**Provided material:**
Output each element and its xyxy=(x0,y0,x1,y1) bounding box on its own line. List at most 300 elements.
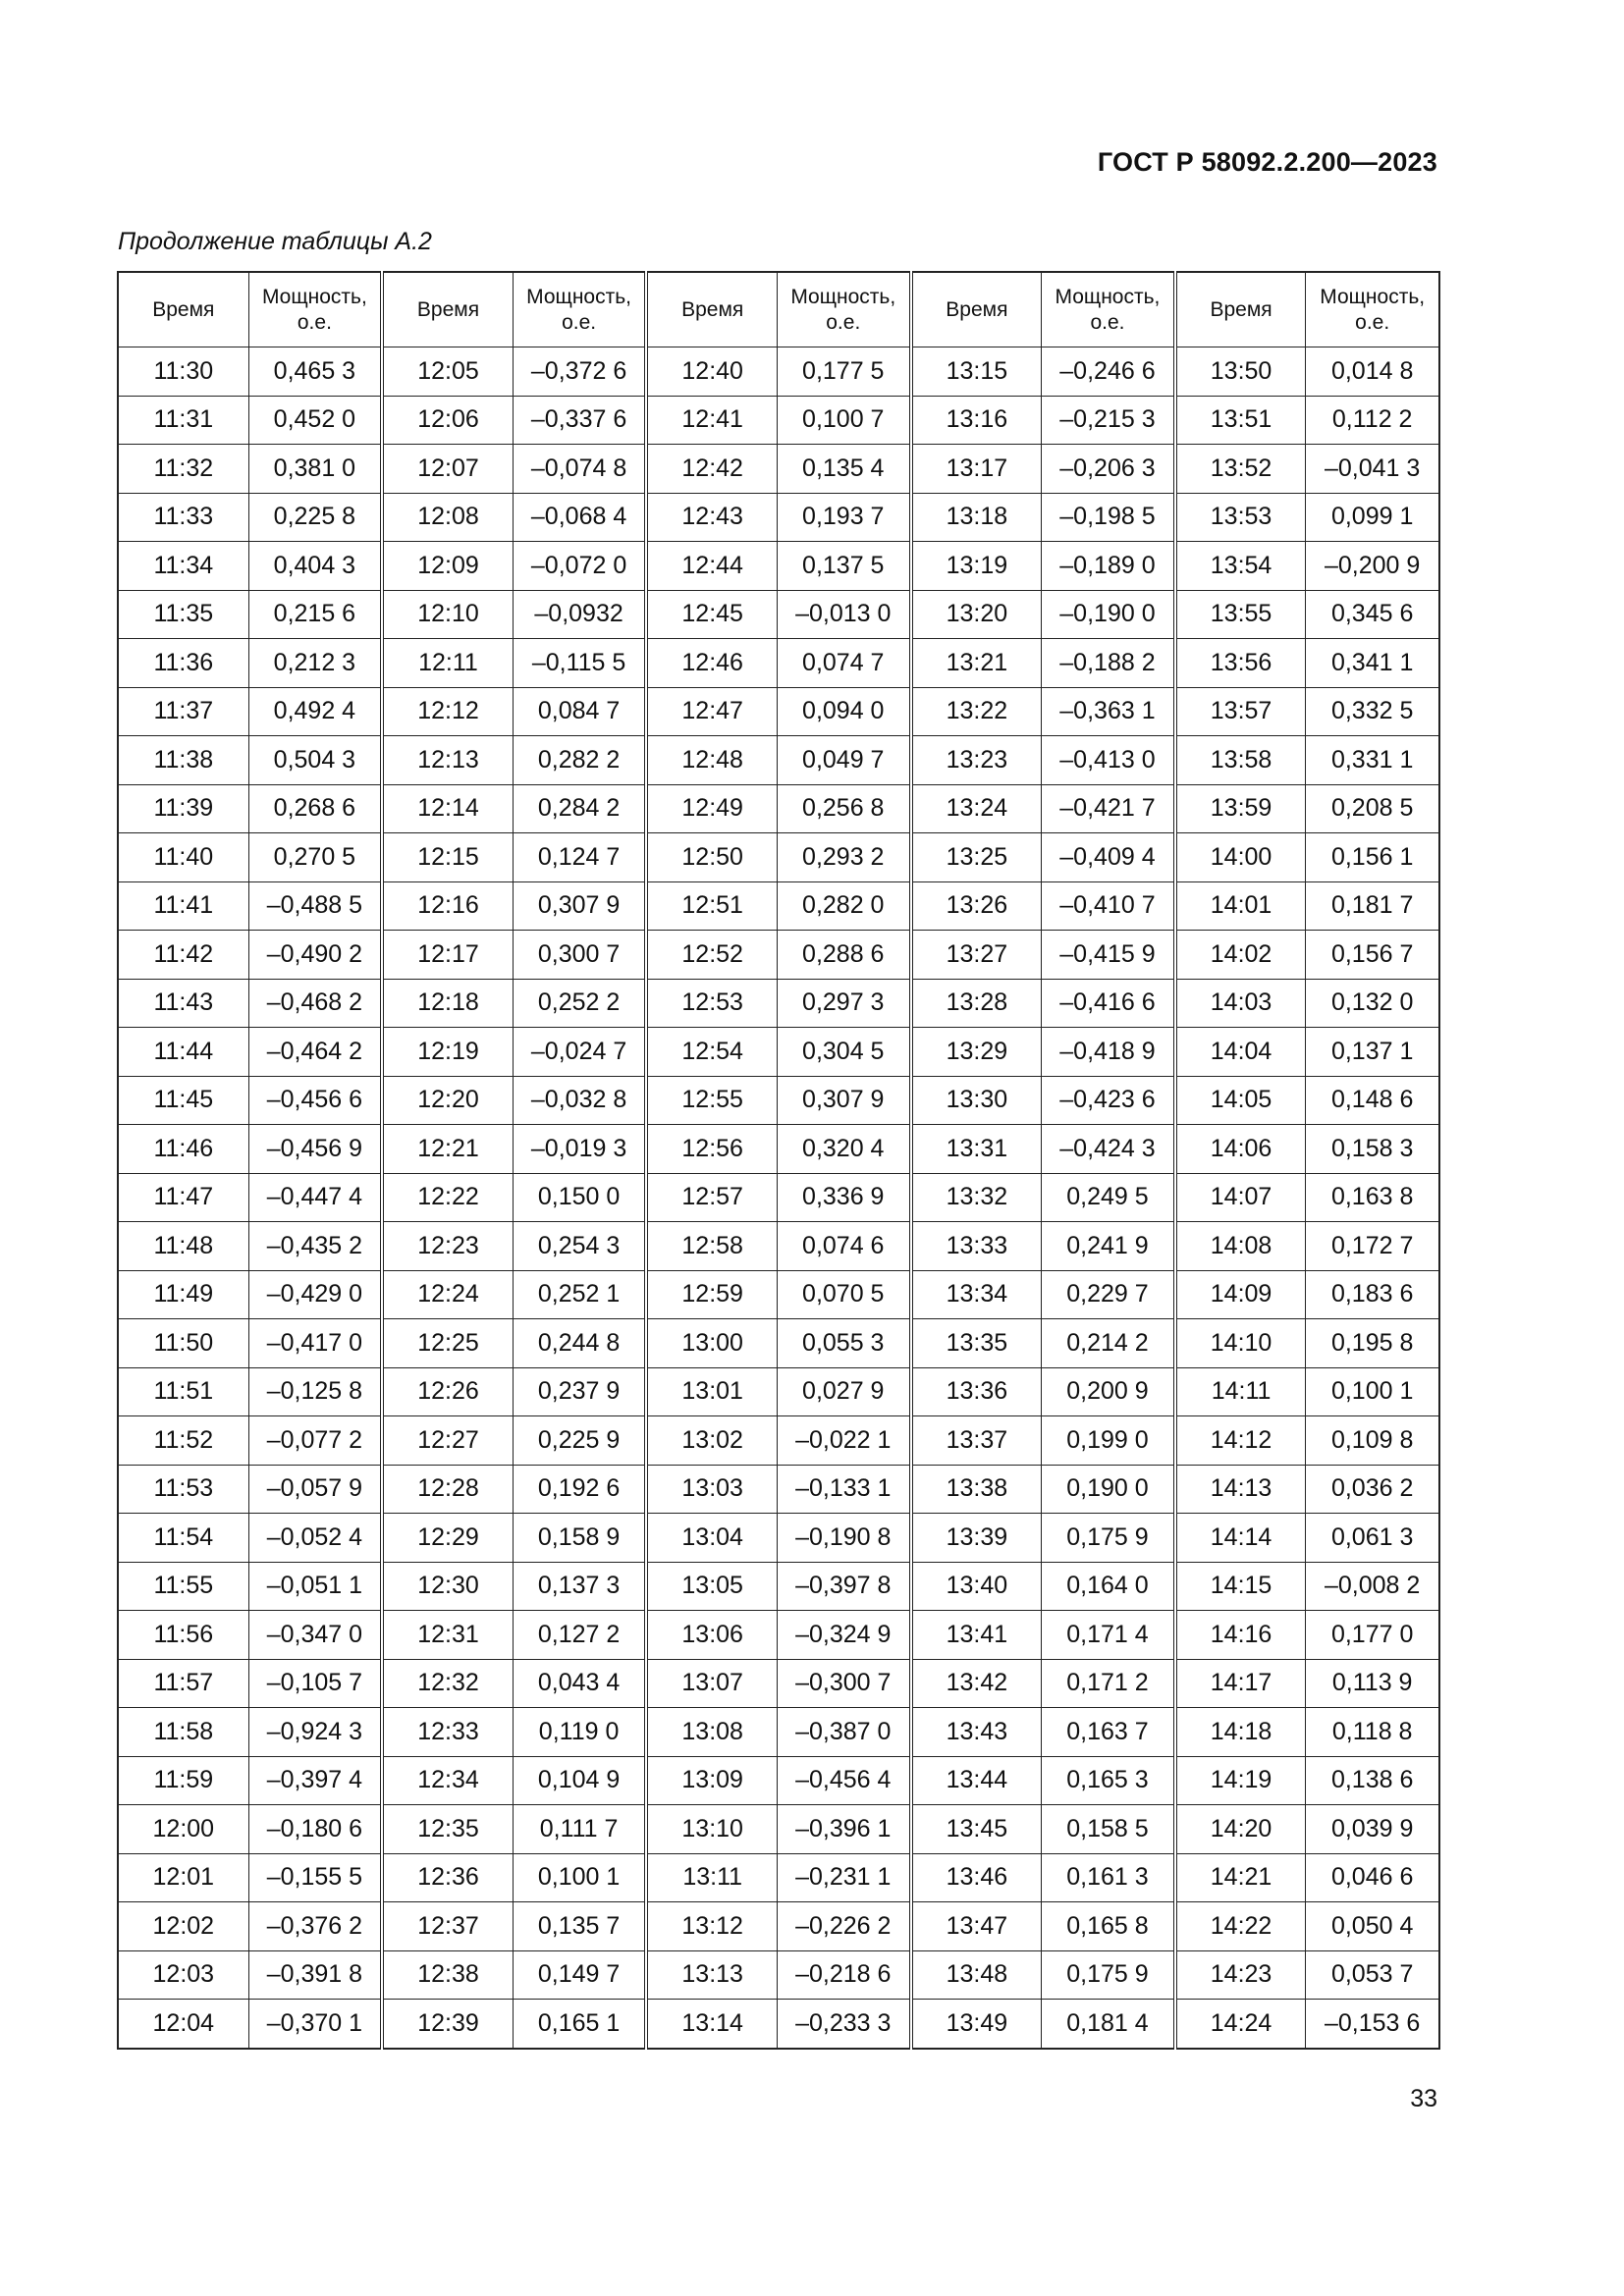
time-cell: 12:58 xyxy=(646,1222,777,1271)
time-cell: 12:49 xyxy=(646,784,777,833)
power-cell: –0,447 4 xyxy=(248,1173,382,1222)
power-cell: 0,252 1 xyxy=(513,1270,646,1319)
time-cell: 12:20 xyxy=(382,1076,513,1125)
power-cell: –0,0932 xyxy=(513,590,646,639)
power-cell: –0,057 9 xyxy=(248,1465,382,1514)
power-cell: 0,288 6 xyxy=(777,931,910,980)
power-cell: –0,488 5 xyxy=(248,881,382,931)
time-cell: 12:42 xyxy=(646,445,777,494)
time-cell: 13:58 xyxy=(1175,736,1306,785)
time-cell: 13:12 xyxy=(646,1902,777,1951)
time-cell: 12:31 xyxy=(382,1611,513,1660)
power-cell: 0,282 2 xyxy=(513,736,646,785)
time-cell: 14:16 xyxy=(1175,1611,1306,1660)
power-cell: –0,424 3 xyxy=(1042,1125,1175,1174)
power-cell: 0,208 5 xyxy=(1306,784,1439,833)
power-cell: 0,452 0 xyxy=(248,396,382,445)
power-cell: 0,049 7 xyxy=(777,736,910,785)
table-row xyxy=(118,445,1439,494)
table-row xyxy=(118,1367,1439,1416)
column-header-power: Мощность, о.е. xyxy=(777,272,910,347)
time-cell: 13:20 xyxy=(911,590,1042,639)
power-cell: –0,391 8 xyxy=(248,1950,382,2000)
time-cell: 12:07 xyxy=(382,445,513,494)
time-cell: 11:34 xyxy=(118,542,248,591)
power-cell: 0,225 8 xyxy=(248,493,382,542)
table-row xyxy=(118,784,1439,833)
table-row xyxy=(118,590,1439,639)
power-cell: –0,041 3 xyxy=(1306,445,1439,494)
time-cell: 12:30 xyxy=(382,1562,513,1611)
power-cell: –0,022 1 xyxy=(777,1416,910,1466)
power-cell: –0,337 6 xyxy=(513,396,646,445)
time-cell: 13:43 xyxy=(911,1708,1042,1757)
power-cell: –0,370 1 xyxy=(248,2000,382,2049)
time-cell: 14:23 xyxy=(1175,1950,1306,2000)
power-cell: –0,074 8 xyxy=(513,445,646,494)
power-cell: 0,297 3 xyxy=(777,979,910,1028)
table-row xyxy=(118,1319,1439,1368)
power-cell: –0,456 9 xyxy=(248,1125,382,1174)
table-row xyxy=(118,1902,1439,1951)
time-cell: 11:51 xyxy=(118,1367,248,1416)
time-cell: 13:47 xyxy=(911,1902,1042,1951)
time-cell: 14:09 xyxy=(1175,1270,1306,1319)
power-cell: 0,175 9 xyxy=(1042,1950,1175,2000)
time-cell: 12:19 xyxy=(382,1028,513,1077)
time-cell: 13:05 xyxy=(646,1562,777,1611)
time-cell: 14:22 xyxy=(1175,1902,1306,1951)
power-cell: 0,331 1 xyxy=(1306,736,1439,785)
power-cell: –0,215 3 xyxy=(1042,396,1175,445)
time-cell: 12:06 xyxy=(382,396,513,445)
power-cell: 0,099 1 xyxy=(1306,493,1439,542)
power-cell: –0,387 0 xyxy=(777,1708,910,1757)
time-cell: 13:32 xyxy=(911,1173,1042,1222)
time-cell: 13:01 xyxy=(646,1367,777,1416)
power-cell: 0,109 8 xyxy=(1306,1416,1439,1466)
time-cell: 13:27 xyxy=(911,931,1042,980)
power-cell: –0,013 0 xyxy=(777,590,910,639)
power-cell: 0,111 7 xyxy=(513,1805,646,1854)
power-cell: 0,300 7 xyxy=(513,931,646,980)
power-cell: 0,104 9 xyxy=(513,1756,646,1805)
time-cell: 13:48 xyxy=(911,1950,1042,2000)
column-header-power: Мощность, о.е. xyxy=(513,272,646,347)
power-cell: 0,200 9 xyxy=(1042,1367,1175,1416)
time-cell: 12:22 xyxy=(382,1173,513,1222)
time-cell: 11:53 xyxy=(118,1465,248,1514)
power-cell: 0,165 8 xyxy=(1042,1902,1175,1951)
power-cell: 0,172 7 xyxy=(1306,1222,1439,1271)
power-cell: –0,456 4 xyxy=(777,1756,910,1805)
power-cell: 0,175 9 xyxy=(1042,1514,1175,1563)
time-cell: 13:00 xyxy=(646,1319,777,1368)
power-cell: –0,024 7 xyxy=(513,1028,646,1077)
power-cell: 0,237 9 xyxy=(513,1367,646,1416)
power-cell: –0,231 1 xyxy=(777,1853,910,1902)
power-cell: 0,165 1 xyxy=(513,2000,646,2049)
time-cell: 12:55 xyxy=(646,1076,777,1125)
power-cell: –0,468 2 xyxy=(248,979,382,1028)
table-row xyxy=(118,1950,1439,2000)
table-row xyxy=(118,1659,1439,1708)
power-cell: 0,341 1 xyxy=(1306,639,1439,688)
time-cell: 13:16 xyxy=(911,396,1042,445)
power-cell: –0,324 9 xyxy=(777,1611,910,1660)
time-cell: 13:15 xyxy=(911,347,1042,397)
power-cell: 0,252 2 xyxy=(513,979,646,1028)
time-cell: 11:33 xyxy=(118,493,248,542)
power-cell: 0,150 0 xyxy=(513,1173,646,1222)
power-cell: 0,244 8 xyxy=(513,1319,646,1368)
power-cell: –0,190 0 xyxy=(1042,590,1175,639)
time-cell: 12:27 xyxy=(382,1416,513,1466)
power-cell: 0,307 9 xyxy=(513,881,646,931)
power-cell: –0,372 6 xyxy=(513,347,646,397)
table-row xyxy=(118,1270,1439,1319)
column-header-power: Мощность, о.е. xyxy=(248,272,382,347)
power-cell: –0,396 1 xyxy=(777,1805,910,1854)
time-cell: 13:24 xyxy=(911,784,1042,833)
power-cell: 0,137 3 xyxy=(513,1562,646,1611)
column-header-time: Время xyxy=(911,272,1042,347)
time-cell: 13:45 xyxy=(911,1805,1042,1854)
power-cell: 0,137 1 xyxy=(1306,1028,1439,1077)
power-cell: 0,050 4 xyxy=(1306,1902,1439,1951)
power-cell: 0,046 6 xyxy=(1306,1853,1439,1902)
power-cell: –0,206 3 xyxy=(1042,445,1175,494)
power-cell: 0,100 7 xyxy=(777,396,910,445)
time-cell: 11:35 xyxy=(118,590,248,639)
power-cell: 0,124 7 xyxy=(513,833,646,882)
power-cell: 0,249 5 xyxy=(1042,1173,1175,1222)
time-cell: 14:19 xyxy=(1175,1756,1306,1805)
time-cell: 13:52 xyxy=(1175,445,1306,494)
power-cell: 0,212 3 xyxy=(248,639,382,688)
time-cell: 13:57 xyxy=(1175,687,1306,736)
time-cell: 12:34 xyxy=(382,1756,513,1805)
time-cell: 12:47 xyxy=(646,687,777,736)
power-cell: –0,416 6 xyxy=(1042,979,1175,1028)
time-cell: 14:08 xyxy=(1175,1222,1306,1271)
power-cell: –0,429 0 xyxy=(248,1270,382,1319)
power-cell: 0,465 3 xyxy=(248,347,382,397)
time-cell: 11:39 xyxy=(118,784,248,833)
time-cell: 14:17 xyxy=(1175,1659,1306,1708)
time-cell: 14:01 xyxy=(1175,881,1306,931)
column-header-power: Мощность, о.е. xyxy=(1042,272,1175,347)
time-cell: 13:08 xyxy=(646,1708,777,1757)
power-cell: –0,125 8 xyxy=(248,1367,382,1416)
time-cell: 14:05 xyxy=(1175,1076,1306,1125)
time-cell: 12:24 xyxy=(382,1270,513,1319)
time-cell: 11:48 xyxy=(118,1222,248,1271)
power-cell: 0,254 3 xyxy=(513,1222,646,1271)
power-cell: –0,190 8 xyxy=(777,1514,910,1563)
time-cell: 11:45 xyxy=(118,1076,248,1125)
power-cell: –0,032 8 xyxy=(513,1076,646,1125)
time-cell: 12:32 xyxy=(382,1659,513,1708)
power-cell: 0,163 7 xyxy=(1042,1708,1175,1757)
time-cell: 11:32 xyxy=(118,445,248,494)
time-cell: 13:50 xyxy=(1175,347,1306,397)
time-cell: 12:41 xyxy=(646,396,777,445)
table-row xyxy=(118,1756,1439,1805)
time-cell: 14:21 xyxy=(1175,1853,1306,1902)
power-cell: 0,074 6 xyxy=(777,1222,910,1271)
table-row xyxy=(118,1465,1439,1514)
time-cell: 13:40 xyxy=(911,1562,1042,1611)
power-cell: 0,492 4 xyxy=(248,687,382,736)
time-cell: 14:15 xyxy=(1175,1562,1306,1611)
power-cell: –0,188 2 xyxy=(1042,639,1175,688)
time-cell: 13:30 xyxy=(911,1076,1042,1125)
table-row xyxy=(118,347,1439,397)
time-cell: 11:42 xyxy=(118,931,248,980)
time-cell: 11:59 xyxy=(118,1756,248,1805)
power-cell: –0,115 5 xyxy=(513,639,646,688)
power-cell: 0,137 5 xyxy=(777,542,910,591)
time-cell: 12:08 xyxy=(382,493,513,542)
time-cell: 11:44 xyxy=(118,1028,248,1077)
time-cell: 12:54 xyxy=(646,1028,777,1077)
time-cell: 12:09 xyxy=(382,542,513,591)
power-cell: 0,027 9 xyxy=(777,1367,910,1416)
power-cell: –0,423 6 xyxy=(1042,1076,1175,1125)
table-row xyxy=(118,881,1439,931)
power-cell: –0,233 3 xyxy=(777,2000,910,2049)
time-cell: 12:21 xyxy=(382,1125,513,1174)
time-cell: 13:11 xyxy=(646,1853,777,1902)
power-cell: –0,490 2 xyxy=(248,931,382,980)
power-cell: –0,415 9 xyxy=(1042,931,1175,980)
time-cell: 11:56 xyxy=(118,1611,248,1660)
table-row xyxy=(118,493,1439,542)
time-cell: 13:56 xyxy=(1175,639,1306,688)
power-cell: 0,158 9 xyxy=(513,1514,646,1563)
time-cell: 11:37 xyxy=(118,687,248,736)
time-cell: 12:35 xyxy=(382,1805,513,1854)
time-cell: 12:11 xyxy=(382,639,513,688)
time-cell: 13:49 xyxy=(911,2000,1042,2049)
power-cell: 0,241 9 xyxy=(1042,1222,1175,1271)
time-cell: 13:36 xyxy=(911,1367,1042,1416)
power-cell: 0,381 0 xyxy=(248,445,382,494)
power-cell: 0,293 2 xyxy=(777,833,910,882)
power-cell: –0,189 0 xyxy=(1042,542,1175,591)
time-cell: 12:37 xyxy=(382,1902,513,1951)
time-cell: 13:25 xyxy=(911,833,1042,882)
time-cell: 13:06 xyxy=(646,1611,777,1660)
table-row xyxy=(118,687,1439,736)
table-row xyxy=(118,1173,1439,1222)
power-cell: 0,135 7 xyxy=(513,1902,646,1951)
power-cell: 0,270 5 xyxy=(248,833,382,882)
time-cell: 13:34 xyxy=(911,1270,1042,1319)
time-cell: 11:49 xyxy=(118,1270,248,1319)
table-row xyxy=(118,1708,1439,1757)
power-cell: 0,268 6 xyxy=(248,784,382,833)
time-cell: 11:41 xyxy=(118,881,248,931)
power-cell: 0,171 2 xyxy=(1042,1659,1175,1708)
time-cell: 12:14 xyxy=(382,784,513,833)
time-cell: 14:04 xyxy=(1175,1028,1306,1077)
table-row xyxy=(118,396,1439,445)
time-cell: 11:46 xyxy=(118,1125,248,1174)
time-cell: 12:45 xyxy=(646,590,777,639)
time-cell: 13:13 xyxy=(646,1950,777,2000)
time-cell: 13:44 xyxy=(911,1756,1042,1805)
power-cell: 0,053 7 xyxy=(1306,1950,1439,2000)
table-row xyxy=(118,542,1439,591)
time-cell: 13:19 xyxy=(911,542,1042,591)
time-cell: 13:02 xyxy=(646,1416,777,1466)
table-row xyxy=(118,1611,1439,1660)
power-cell: 0,404 3 xyxy=(248,542,382,591)
time-cell: 12:15 xyxy=(382,833,513,882)
time-cell: 12:56 xyxy=(646,1125,777,1174)
time-cell: 13:26 xyxy=(911,881,1042,931)
power-cell: 0,113 9 xyxy=(1306,1659,1439,1708)
time-cell: 12:17 xyxy=(382,931,513,980)
power-cell: –0,924 3 xyxy=(248,1708,382,1757)
power-cell: 0,149 7 xyxy=(513,1950,646,2000)
power-cell: 0,135 4 xyxy=(777,445,910,494)
power-cell: –0,397 4 xyxy=(248,1756,382,1805)
time-cell: 13:55 xyxy=(1175,590,1306,639)
power-cell: –0,435 2 xyxy=(248,1222,382,1271)
power-cell: 0,156 7 xyxy=(1306,931,1439,980)
power-cell: –0,019 3 xyxy=(513,1125,646,1174)
time-cell: 11:40 xyxy=(118,833,248,882)
column-header-time: Время xyxy=(646,272,777,347)
power-cell: –0,052 4 xyxy=(248,1514,382,1563)
power-cell: –0,413 0 xyxy=(1042,736,1175,785)
time-cell: 12:29 xyxy=(382,1514,513,1563)
power-cell: 0,039 9 xyxy=(1306,1805,1439,1854)
time-cell: 12:33 xyxy=(382,1708,513,1757)
column-header-time: Время xyxy=(1175,272,1306,347)
time-cell: 12:18 xyxy=(382,979,513,1028)
time-cell: 12:16 xyxy=(382,881,513,931)
time-cell: 12:40 xyxy=(646,347,777,397)
power-cell: –0,410 7 xyxy=(1042,881,1175,931)
power-cell: 0,112 2 xyxy=(1306,396,1439,445)
power-cell: –0,418 9 xyxy=(1042,1028,1175,1077)
time-cell: 14:14 xyxy=(1175,1514,1306,1563)
time-cell: 14:20 xyxy=(1175,1805,1306,1854)
table-row xyxy=(118,736,1439,785)
time-cell: 12:12 xyxy=(382,687,513,736)
time-cell: 13:38 xyxy=(911,1465,1042,1514)
power-cell: 0,181 7 xyxy=(1306,881,1439,931)
power-cell: 0,070 5 xyxy=(777,1270,910,1319)
time-cell: 13:04 xyxy=(646,1514,777,1563)
table-row xyxy=(118,2000,1439,2049)
power-cell: –0,226 2 xyxy=(777,1902,910,1951)
time-cell: 14:06 xyxy=(1175,1125,1306,1174)
time-cell: 12:26 xyxy=(382,1367,513,1416)
time-cell: 13:37 xyxy=(911,1416,1042,1466)
time-cell: 14:07 xyxy=(1175,1173,1306,1222)
time-cell: 13:21 xyxy=(911,639,1042,688)
power-cell: –0,218 6 xyxy=(777,1950,910,2000)
power-cell: –0,464 2 xyxy=(248,1028,382,1077)
power-cell: 0,193 7 xyxy=(777,493,910,542)
time-cell: 12:10 xyxy=(382,590,513,639)
time-cell: 13:07 xyxy=(646,1659,777,1708)
power-cell: 0,183 6 xyxy=(1306,1270,1439,1319)
time-cell: 13:28 xyxy=(911,979,1042,1028)
power-cell: –0,363 1 xyxy=(1042,687,1175,736)
power-cell: 0,036 2 xyxy=(1306,1465,1439,1514)
power-cell: 0,158 5 xyxy=(1042,1805,1175,1854)
power-cell: 0,148 6 xyxy=(1306,1076,1439,1125)
power-cell: –0,180 6 xyxy=(248,1805,382,1854)
table-row xyxy=(118,1028,1439,1077)
power-cell: 0,504 3 xyxy=(248,736,382,785)
time-cell: 12:01 xyxy=(118,1853,248,1902)
table-body xyxy=(118,347,1439,2049)
time-cell: 12:02 xyxy=(118,1902,248,1951)
power-cell: 0,332 5 xyxy=(1306,687,1439,736)
time-cell: 12:48 xyxy=(646,736,777,785)
table-row xyxy=(118,1416,1439,1466)
time-cell: 11:38 xyxy=(118,736,248,785)
time-cell: 12:28 xyxy=(382,1465,513,1514)
power-cell: 0,195 8 xyxy=(1306,1319,1439,1368)
time-cell: 13:17 xyxy=(911,445,1042,494)
power-cell: –0,105 7 xyxy=(248,1659,382,1708)
power-cell: –0,200 9 xyxy=(1306,542,1439,591)
power-cell: 0,229 7 xyxy=(1042,1270,1175,1319)
power-cell: –0,051 1 xyxy=(248,1562,382,1611)
table-row xyxy=(118,1222,1439,1271)
power-cell: 0,181 4 xyxy=(1042,2000,1175,2049)
power-cell: 0,138 6 xyxy=(1306,1756,1439,1805)
time-cell: 12:23 xyxy=(382,1222,513,1271)
time-cell: 13:09 xyxy=(646,1756,777,1805)
page-number: 33 xyxy=(1410,2085,1437,2112)
time-cell: 12:53 xyxy=(646,979,777,1028)
power-cell: –0,155 5 xyxy=(248,1853,382,1902)
time-cell: 12:13 xyxy=(382,736,513,785)
table-row xyxy=(118,1805,1439,1854)
time-cell: 14:24 xyxy=(1175,2000,1306,2049)
time-cell: 13:10 xyxy=(646,1805,777,1854)
power-cell: 0,100 1 xyxy=(513,1853,646,1902)
column-header-power: Мощность, о.е. xyxy=(1306,272,1439,347)
time-cell: 12:38 xyxy=(382,1950,513,2000)
header-row xyxy=(118,272,1439,347)
power-cell: 0,043 4 xyxy=(513,1659,646,1708)
power-cell: –0,409 4 xyxy=(1042,833,1175,882)
time-cell: 14:13 xyxy=(1175,1465,1306,1514)
time-cell: 11:47 xyxy=(118,1173,248,1222)
time-cell: 14:03 xyxy=(1175,979,1306,1028)
time-cell: 14:10 xyxy=(1175,1319,1306,1368)
time-cell: 12:52 xyxy=(646,931,777,980)
table-row xyxy=(118,1125,1439,1174)
time-cell: 12:50 xyxy=(646,833,777,882)
power-cell: –0,153 6 xyxy=(1306,2000,1439,2049)
time-cell: 11:36 xyxy=(118,639,248,688)
power-cell: 0,307 9 xyxy=(777,1076,910,1125)
time-cell: 11:58 xyxy=(118,1708,248,1757)
power-cell: 0,171 4 xyxy=(1042,1611,1175,1660)
power-cell: 0,284 2 xyxy=(513,784,646,833)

**Directions:** Copy every line in the records above exactly, starting at the line with "time-cell: 12:58 xyxy=(646,1222,777,1271)" and ending at the line with "time-cell: 13:12 xyxy=(646,1902,777,1951)", including both of those lines.

**Task answer:**
time-cell: 12:58 xyxy=(646,1222,777,1271)
time-cell: 12:49 xyxy=(646,784,777,833)
power-cell: –0,447 4 xyxy=(248,1173,382,1222)
power-cell: 0,252 1 xyxy=(513,1270,646,1319)
time-cell: 12:20 xyxy=(382,1076,513,1125)
power-cell: –0,0932 xyxy=(513,590,646,639)
power-cell: –0,057 9 xyxy=(248,1465,382,1514)
power-cell: 0,288 6 xyxy=(777,931,910,980)
power-cell: –0,488 5 xyxy=(248,881,382,931)
time-cell: 12:42 xyxy=(646,445,777,494)
time-cell: 13:58 xyxy=(1175,736,1306,785)
time-cell: 13:12 xyxy=(646,1902,777,1951)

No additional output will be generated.